REQUIREMENT A:
In the profile of Zita Leeson Weinshienk, which president appointed her to the district court?

-- START OF PASSAGE --

Senior Judge of the United States District Court for the District of Colorado
- In office April 3, 1998 – March 31, 2011

Judge of the United States District Court for the District of Colorado
- In office September 26, 1979 – April 3, 1998
- Appointed by: Jimmy Carter
- Preceded by: Seat established by 92 Stat. 1629
- Succeeded by: Robert E. Blackburn

Personal details
- Born: April 3, 1933 St. Paul, Minnesota, U.S.
- Died: October 7, 2022 (aged 89) Nevada City, California, U.S.
- Education: University of Arizona (BA) Harvard Law School (JD)

= Zita Leeson Weinshienk =

American judge (1933–2022)

Zita Leeson Weinshienk (April 3, 1933 – October 7, 2022) was an American lawyer who served as a United States district judge of the United States District Court for the District of Colorado from 1979 to 2011. She was inducted into the Colorado Women's Hall of Fame in 2000.

-- END OF PASSAGE --

REQUIREMENT B:
Echo the records from their first line up to and including the line that contains "station-name-cn: 台北 <box>504".

-- START OF ROWS --

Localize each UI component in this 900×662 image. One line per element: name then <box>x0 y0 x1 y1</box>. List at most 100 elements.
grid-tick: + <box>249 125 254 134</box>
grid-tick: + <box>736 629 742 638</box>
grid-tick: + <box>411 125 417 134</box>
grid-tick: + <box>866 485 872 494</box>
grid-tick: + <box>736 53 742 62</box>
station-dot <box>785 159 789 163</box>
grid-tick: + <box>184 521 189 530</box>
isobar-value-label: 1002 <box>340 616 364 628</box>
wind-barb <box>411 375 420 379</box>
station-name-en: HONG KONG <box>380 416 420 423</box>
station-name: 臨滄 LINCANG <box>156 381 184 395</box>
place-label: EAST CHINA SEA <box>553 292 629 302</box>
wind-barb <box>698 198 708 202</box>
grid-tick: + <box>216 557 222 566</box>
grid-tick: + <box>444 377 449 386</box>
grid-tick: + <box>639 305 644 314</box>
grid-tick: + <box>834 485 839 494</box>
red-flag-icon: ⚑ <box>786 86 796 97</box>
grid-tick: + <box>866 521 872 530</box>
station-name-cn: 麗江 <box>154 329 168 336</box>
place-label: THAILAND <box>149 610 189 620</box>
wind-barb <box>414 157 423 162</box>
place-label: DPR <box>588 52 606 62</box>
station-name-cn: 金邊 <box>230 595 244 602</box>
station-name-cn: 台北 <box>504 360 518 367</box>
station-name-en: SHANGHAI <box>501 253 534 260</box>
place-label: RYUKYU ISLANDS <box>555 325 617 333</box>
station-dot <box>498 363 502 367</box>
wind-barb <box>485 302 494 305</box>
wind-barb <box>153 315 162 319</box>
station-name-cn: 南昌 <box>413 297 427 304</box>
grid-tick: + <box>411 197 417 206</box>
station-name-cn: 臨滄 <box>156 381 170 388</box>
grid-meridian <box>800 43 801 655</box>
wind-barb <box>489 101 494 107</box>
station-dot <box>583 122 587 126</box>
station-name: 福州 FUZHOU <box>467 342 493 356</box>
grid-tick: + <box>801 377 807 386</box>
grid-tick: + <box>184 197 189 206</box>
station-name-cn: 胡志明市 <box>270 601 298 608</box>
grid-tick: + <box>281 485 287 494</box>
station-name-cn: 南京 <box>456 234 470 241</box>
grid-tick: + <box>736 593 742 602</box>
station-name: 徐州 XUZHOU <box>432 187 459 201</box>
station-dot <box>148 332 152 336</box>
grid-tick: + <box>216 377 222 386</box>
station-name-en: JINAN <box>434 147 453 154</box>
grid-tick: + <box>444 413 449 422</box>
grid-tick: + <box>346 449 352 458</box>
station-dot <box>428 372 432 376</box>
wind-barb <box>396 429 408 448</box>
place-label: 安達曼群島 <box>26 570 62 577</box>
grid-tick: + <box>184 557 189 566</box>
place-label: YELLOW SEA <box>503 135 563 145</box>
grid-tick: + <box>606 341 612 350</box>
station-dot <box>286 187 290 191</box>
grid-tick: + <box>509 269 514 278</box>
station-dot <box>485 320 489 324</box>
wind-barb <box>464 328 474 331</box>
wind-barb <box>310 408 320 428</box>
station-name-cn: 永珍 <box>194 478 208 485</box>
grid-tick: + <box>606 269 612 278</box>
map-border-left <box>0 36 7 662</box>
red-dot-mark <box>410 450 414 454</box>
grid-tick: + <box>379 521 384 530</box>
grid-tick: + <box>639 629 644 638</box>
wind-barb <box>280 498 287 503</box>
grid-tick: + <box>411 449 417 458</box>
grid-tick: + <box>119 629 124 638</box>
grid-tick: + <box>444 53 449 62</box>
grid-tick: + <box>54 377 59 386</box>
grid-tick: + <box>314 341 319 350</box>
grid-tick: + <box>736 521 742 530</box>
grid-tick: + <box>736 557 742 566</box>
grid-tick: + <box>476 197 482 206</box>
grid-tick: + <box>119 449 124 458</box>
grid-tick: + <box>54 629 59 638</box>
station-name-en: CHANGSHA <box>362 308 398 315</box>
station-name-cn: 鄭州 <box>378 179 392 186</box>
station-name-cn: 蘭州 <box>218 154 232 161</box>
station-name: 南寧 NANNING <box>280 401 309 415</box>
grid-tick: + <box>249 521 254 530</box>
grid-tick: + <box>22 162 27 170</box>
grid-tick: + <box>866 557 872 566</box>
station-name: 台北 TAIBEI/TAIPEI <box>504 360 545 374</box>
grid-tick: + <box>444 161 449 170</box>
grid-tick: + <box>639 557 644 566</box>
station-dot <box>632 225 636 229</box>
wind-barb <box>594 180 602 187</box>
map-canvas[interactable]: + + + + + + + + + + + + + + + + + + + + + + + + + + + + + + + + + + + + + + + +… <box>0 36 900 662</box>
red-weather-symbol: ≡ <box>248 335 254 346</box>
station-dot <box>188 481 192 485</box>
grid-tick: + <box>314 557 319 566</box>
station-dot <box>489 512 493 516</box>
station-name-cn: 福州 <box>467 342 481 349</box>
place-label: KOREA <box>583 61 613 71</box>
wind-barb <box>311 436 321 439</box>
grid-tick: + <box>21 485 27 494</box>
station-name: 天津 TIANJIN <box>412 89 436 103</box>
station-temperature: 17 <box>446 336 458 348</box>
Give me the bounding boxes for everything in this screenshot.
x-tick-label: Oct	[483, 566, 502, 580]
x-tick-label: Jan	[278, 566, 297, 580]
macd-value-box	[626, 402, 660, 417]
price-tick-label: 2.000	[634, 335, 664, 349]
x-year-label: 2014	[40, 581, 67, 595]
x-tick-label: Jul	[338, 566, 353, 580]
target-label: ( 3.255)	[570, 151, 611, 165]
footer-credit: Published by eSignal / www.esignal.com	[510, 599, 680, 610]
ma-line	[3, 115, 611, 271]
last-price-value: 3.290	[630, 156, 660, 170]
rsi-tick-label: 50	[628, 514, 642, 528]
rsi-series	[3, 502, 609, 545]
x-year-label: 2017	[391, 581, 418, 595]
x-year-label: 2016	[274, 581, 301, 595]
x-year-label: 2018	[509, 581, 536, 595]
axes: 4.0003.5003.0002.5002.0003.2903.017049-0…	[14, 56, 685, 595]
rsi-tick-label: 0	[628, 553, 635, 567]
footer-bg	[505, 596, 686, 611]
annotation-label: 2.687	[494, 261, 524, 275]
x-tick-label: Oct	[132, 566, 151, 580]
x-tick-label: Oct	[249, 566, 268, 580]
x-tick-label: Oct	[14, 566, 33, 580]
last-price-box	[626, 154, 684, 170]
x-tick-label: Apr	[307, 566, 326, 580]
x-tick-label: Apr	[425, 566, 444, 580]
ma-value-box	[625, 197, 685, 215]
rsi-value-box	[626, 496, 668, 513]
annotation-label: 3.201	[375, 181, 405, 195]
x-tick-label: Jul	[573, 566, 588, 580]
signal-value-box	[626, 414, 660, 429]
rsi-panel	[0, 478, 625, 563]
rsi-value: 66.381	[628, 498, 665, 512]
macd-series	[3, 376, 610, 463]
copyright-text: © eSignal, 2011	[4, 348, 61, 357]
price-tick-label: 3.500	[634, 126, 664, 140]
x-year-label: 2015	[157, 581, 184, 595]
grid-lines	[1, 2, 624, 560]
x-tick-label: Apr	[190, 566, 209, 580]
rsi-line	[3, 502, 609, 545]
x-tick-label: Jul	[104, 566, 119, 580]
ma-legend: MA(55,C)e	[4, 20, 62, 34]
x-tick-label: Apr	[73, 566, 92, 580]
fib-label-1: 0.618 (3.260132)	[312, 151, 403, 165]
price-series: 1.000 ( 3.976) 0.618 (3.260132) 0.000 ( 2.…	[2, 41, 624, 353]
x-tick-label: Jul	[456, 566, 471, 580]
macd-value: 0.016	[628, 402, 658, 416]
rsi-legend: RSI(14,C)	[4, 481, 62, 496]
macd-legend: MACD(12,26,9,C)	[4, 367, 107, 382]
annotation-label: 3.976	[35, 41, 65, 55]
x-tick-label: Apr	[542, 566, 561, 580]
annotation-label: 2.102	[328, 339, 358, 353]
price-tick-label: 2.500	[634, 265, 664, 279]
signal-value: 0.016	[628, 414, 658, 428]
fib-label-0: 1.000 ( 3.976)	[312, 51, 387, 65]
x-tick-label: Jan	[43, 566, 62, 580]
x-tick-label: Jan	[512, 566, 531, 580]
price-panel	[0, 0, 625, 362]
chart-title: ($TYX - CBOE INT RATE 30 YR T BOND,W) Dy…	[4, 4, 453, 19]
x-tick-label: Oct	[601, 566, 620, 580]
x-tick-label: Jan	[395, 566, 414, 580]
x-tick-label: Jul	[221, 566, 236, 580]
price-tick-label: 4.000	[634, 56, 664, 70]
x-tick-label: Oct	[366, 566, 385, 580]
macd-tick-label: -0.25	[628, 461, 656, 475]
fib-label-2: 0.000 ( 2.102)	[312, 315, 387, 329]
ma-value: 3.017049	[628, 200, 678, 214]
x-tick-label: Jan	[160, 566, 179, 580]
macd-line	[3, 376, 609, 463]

-- END OF ROWS --

COMPLETE ANSWER A:
Jimmy Carter

COMPLETE ANSWER B:
Localize each UI component in this 900×662 image. One line per element: name then <box>x0 y0 x1 y1</box>. List at most 100 elements.
grid-tick: + <box>249 125 254 134</box>
grid-tick: + <box>736 629 742 638</box>
grid-tick: + <box>411 125 417 134</box>
grid-tick: + <box>866 485 872 494</box>
grid-tick: + <box>736 53 742 62</box>
station-dot <box>785 159 789 163</box>
grid-tick: + <box>184 521 189 530</box>
isobar-value-label: 1002 <box>340 616 364 628</box>
wind-barb <box>411 375 420 379</box>
station-name-en: HONG KONG <box>380 416 420 423</box>
station-name: 臨滄 LINCANG <box>156 381 184 395</box>
place-label: EAST CHINA SEA <box>553 292 629 302</box>
wind-barb <box>698 198 708 202</box>
grid-tick: + <box>216 557 222 566</box>
grid-tick: + <box>444 377 449 386</box>
grid-tick: + <box>639 305 644 314</box>
grid-tick: + <box>834 485 839 494</box>
red-flag-icon: ⚑ <box>786 86 796 97</box>
grid-tick: + <box>866 521 872 530</box>
station-name-cn: 麗江 <box>154 329 168 336</box>
place-label: THAILAND <box>149 610 189 620</box>
wind-barb <box>414 157 423 162</box>
place-label: DPR <box>588 52 606 62</box>
station-name-cn: 金邊 <box>230 595 244 602</box>
station-name-cn: 台北 <box>504 360 518 367</box>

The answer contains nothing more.